(Excerpts from a figure dataset)
______
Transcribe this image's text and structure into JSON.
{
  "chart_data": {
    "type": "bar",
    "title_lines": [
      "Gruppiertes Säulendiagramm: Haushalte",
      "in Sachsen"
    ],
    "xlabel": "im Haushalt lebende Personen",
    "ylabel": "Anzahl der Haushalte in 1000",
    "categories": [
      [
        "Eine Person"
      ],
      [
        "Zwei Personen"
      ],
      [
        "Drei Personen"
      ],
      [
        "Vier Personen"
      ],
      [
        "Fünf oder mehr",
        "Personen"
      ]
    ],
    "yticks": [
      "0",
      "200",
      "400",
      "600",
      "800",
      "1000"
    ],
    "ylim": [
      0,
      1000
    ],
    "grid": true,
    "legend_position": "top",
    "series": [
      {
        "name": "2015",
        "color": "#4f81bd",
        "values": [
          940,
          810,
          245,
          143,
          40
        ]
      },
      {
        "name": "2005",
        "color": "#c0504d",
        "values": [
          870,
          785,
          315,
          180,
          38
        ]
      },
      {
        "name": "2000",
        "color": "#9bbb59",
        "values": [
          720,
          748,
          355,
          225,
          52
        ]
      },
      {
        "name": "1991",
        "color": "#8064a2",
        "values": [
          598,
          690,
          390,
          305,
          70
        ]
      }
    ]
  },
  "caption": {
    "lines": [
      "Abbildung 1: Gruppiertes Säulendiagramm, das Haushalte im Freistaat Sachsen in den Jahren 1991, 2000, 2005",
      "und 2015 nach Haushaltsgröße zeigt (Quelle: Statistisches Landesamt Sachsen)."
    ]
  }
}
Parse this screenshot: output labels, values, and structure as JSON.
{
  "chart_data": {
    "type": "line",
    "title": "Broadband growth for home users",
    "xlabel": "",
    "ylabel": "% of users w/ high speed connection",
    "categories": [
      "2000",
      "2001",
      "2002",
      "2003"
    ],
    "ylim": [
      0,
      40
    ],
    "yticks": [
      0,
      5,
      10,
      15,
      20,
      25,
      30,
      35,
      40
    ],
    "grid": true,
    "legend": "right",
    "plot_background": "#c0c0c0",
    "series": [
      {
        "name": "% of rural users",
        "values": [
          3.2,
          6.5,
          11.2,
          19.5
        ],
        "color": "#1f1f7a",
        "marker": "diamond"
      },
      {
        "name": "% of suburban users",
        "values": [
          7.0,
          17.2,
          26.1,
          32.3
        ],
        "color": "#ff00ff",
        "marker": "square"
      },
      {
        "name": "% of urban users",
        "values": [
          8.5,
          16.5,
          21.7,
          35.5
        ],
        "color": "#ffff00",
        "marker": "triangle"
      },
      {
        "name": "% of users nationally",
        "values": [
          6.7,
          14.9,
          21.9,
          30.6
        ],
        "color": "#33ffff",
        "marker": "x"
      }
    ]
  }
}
______
= Instructions for the task =
Where a line holds the string "Säulendiagramm", copy that line.

= Result of this task =
      "Gruppiertes Säulendiagramm: Haushalte",
      "Abbildung 1: Gruppiertes Säulendiagramm, das Haushalte im Freistaat Sachsen in den Jahren 1991, 2000, 2005",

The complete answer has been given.